* **Extract**:
╭──

An Optical Probe Can Map Quantum Dot Wavefunctions

Improved fabrication methods that have allowed researchers to make smaller and smaller nanoscale structures have also fueled the need for new high-resolution tools capable of studying those structures. Semiconductor quantum dots (QDs), in which electrons are confined in all three dimensions, form an archetypical nanostructure. QDs can be imaged with scanning electron microscopy (SEM) and studied electrically if measurement circuitry is fabricated around the dots as the dots are being made. Optical studies of QDs are more challenging, because a dot’s typical size—from one to a few hundred nanometers—is well below the wavelength of light.

Still, optical techniques have revealed much about QDs. By sending in sufficiently energetic photons, one can excite an electron across the dot’s bandgap. The excited electron and resulting hole left in the valence band form a bound pair called an exciton; such pairs constitute the fundamental excitations of quantum dots. By monitoring the photoluminescence—that is, the light emitted when an exciton’s electron and hole recombine—one can measure the dot’s excitation spectrum, which reveals discrete energy states with detailed fine structure. In addition, polarized light can be used to modify the spin states of QDs. (See the article by Dan Gammon and Duncan Steel in Physics Today, October 2002, page 36 )

╰──

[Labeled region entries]
╭──

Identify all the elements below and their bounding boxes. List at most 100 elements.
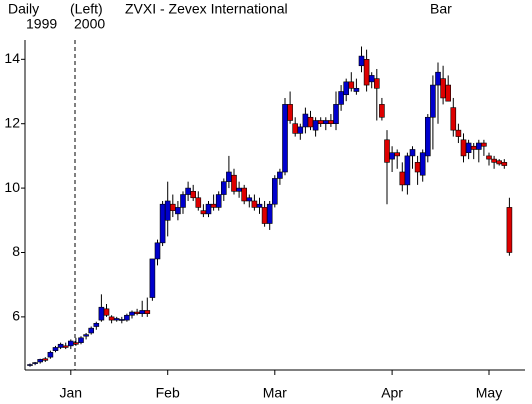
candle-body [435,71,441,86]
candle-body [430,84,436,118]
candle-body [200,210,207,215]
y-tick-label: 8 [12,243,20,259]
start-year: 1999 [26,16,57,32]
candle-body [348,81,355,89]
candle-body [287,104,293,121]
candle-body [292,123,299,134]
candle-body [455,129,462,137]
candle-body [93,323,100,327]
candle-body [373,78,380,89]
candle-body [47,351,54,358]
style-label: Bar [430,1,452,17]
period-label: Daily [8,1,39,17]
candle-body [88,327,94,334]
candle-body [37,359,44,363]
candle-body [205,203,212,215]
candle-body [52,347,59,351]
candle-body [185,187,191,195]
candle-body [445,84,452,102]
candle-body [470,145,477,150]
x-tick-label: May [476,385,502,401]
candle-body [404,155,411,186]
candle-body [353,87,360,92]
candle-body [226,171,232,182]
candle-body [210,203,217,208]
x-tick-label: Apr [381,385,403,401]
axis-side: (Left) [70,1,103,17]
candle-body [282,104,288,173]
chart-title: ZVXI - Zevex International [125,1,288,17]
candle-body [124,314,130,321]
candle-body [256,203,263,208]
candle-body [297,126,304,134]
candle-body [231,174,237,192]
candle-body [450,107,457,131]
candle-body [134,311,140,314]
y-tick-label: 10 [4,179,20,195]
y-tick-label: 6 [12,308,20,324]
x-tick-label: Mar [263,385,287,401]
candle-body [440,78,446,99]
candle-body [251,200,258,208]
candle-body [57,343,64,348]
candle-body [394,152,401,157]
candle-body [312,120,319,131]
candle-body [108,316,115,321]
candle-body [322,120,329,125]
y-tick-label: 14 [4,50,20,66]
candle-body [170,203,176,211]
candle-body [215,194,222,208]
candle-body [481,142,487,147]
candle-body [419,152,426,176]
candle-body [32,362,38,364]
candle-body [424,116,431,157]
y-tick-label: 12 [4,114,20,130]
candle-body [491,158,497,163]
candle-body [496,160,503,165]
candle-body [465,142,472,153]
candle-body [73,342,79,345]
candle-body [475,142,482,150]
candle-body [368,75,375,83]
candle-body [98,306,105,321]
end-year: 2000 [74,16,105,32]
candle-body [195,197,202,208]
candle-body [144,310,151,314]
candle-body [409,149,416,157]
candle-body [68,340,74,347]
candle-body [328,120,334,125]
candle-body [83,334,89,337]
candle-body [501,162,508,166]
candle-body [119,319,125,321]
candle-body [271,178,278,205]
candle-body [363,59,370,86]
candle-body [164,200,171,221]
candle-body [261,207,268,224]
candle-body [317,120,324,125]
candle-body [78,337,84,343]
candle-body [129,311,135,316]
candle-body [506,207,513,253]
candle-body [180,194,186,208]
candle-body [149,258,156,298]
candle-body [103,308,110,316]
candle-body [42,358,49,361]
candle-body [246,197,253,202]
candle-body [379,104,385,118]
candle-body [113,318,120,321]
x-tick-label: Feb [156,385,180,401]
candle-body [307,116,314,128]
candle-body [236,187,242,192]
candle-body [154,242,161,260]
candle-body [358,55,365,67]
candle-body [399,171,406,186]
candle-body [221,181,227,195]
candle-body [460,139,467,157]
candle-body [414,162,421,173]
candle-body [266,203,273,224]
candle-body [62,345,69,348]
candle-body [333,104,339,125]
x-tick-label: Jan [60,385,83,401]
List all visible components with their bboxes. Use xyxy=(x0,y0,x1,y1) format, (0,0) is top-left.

╰──
╭──

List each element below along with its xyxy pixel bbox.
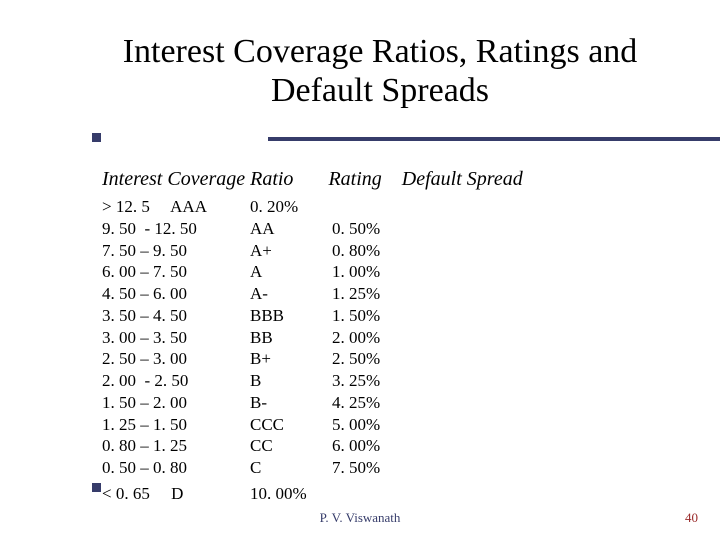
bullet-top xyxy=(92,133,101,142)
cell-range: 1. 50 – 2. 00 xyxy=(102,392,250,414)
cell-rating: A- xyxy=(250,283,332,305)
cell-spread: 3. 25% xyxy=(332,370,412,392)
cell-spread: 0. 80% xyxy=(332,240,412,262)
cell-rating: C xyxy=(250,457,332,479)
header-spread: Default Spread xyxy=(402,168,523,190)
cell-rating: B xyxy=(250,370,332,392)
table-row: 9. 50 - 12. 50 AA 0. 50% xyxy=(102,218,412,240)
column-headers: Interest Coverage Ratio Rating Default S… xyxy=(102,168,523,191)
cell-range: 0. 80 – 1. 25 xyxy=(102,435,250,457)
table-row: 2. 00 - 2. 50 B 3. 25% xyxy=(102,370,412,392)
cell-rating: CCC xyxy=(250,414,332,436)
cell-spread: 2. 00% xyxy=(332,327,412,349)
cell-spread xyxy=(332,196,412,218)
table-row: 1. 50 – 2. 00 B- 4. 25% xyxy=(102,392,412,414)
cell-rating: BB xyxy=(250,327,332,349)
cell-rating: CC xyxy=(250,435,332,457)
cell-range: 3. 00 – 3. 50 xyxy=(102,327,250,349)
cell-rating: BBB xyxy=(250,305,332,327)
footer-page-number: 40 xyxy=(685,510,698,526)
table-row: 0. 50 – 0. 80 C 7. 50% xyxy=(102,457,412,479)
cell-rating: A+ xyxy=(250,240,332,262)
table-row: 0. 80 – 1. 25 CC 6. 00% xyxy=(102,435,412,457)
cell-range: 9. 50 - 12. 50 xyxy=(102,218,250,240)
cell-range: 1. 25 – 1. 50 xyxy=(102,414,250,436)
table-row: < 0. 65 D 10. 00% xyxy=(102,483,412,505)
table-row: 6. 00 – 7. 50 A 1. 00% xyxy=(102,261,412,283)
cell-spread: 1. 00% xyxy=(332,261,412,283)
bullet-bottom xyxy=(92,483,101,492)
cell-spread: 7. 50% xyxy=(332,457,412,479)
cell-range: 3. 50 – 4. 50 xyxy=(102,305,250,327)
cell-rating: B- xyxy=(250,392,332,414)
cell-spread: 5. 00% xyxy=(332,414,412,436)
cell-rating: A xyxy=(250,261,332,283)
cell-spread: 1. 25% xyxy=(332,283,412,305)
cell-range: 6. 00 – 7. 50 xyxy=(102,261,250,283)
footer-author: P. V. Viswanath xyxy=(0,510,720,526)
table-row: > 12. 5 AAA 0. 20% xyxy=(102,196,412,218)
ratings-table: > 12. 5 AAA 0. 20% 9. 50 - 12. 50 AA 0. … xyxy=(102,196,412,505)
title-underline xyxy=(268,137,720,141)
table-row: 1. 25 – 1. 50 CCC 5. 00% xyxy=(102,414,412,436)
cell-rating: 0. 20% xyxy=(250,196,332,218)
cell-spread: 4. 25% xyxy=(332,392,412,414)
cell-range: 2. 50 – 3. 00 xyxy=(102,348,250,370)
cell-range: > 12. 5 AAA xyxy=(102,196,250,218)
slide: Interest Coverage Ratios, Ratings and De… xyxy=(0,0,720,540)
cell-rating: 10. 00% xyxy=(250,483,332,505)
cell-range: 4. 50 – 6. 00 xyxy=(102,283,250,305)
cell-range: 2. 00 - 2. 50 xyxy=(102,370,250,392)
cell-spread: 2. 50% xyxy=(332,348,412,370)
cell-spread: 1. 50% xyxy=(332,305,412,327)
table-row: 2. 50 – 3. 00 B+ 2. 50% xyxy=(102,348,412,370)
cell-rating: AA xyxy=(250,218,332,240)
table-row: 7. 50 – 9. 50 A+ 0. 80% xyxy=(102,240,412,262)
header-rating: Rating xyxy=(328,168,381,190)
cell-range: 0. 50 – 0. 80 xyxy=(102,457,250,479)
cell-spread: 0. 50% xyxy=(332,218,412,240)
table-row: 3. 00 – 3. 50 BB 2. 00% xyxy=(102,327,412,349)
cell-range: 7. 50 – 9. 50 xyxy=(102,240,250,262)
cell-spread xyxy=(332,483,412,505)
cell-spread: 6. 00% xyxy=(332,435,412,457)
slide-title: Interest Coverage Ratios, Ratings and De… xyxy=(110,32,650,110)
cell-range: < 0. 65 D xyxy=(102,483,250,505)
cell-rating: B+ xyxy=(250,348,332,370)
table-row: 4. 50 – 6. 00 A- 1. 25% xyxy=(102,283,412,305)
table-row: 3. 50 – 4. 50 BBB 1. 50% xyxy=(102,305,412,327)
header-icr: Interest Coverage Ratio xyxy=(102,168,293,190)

╰──

* **To be done**:
A: According to the quantum dot text, why are optical studies of quantum dots more challenging?
B: Echo the stretch of the quantum dot text from "An Optical Probe" through "wavelength of light.", word for word.

* **Answers to the tasks**:
A: A dot's typical size, from one to a few hundred nanometers, is well below the wavelength of light.

B:
An Optical Probe Can Map Quantum Dot Wavefunctions

Improved fabrication methods that have allowed researchers to make smaller and smaller nanoscale structures have also fueled the need for new high-resolution tools capable of studying those structures. Semiconductor quantum dots (QDs), in which electrons are confined in all three dimensions, form an archetypical nanostructure. QDs can be imaged with scanning electron microscopy (SEM) and studied electrically if measurement circuitry is fabricated around the dots as the dots are being made. Optical studies of QDs are more challenging, because a dot’s typical size—from one to a few hundred nanometers—is well below the wavelength of light.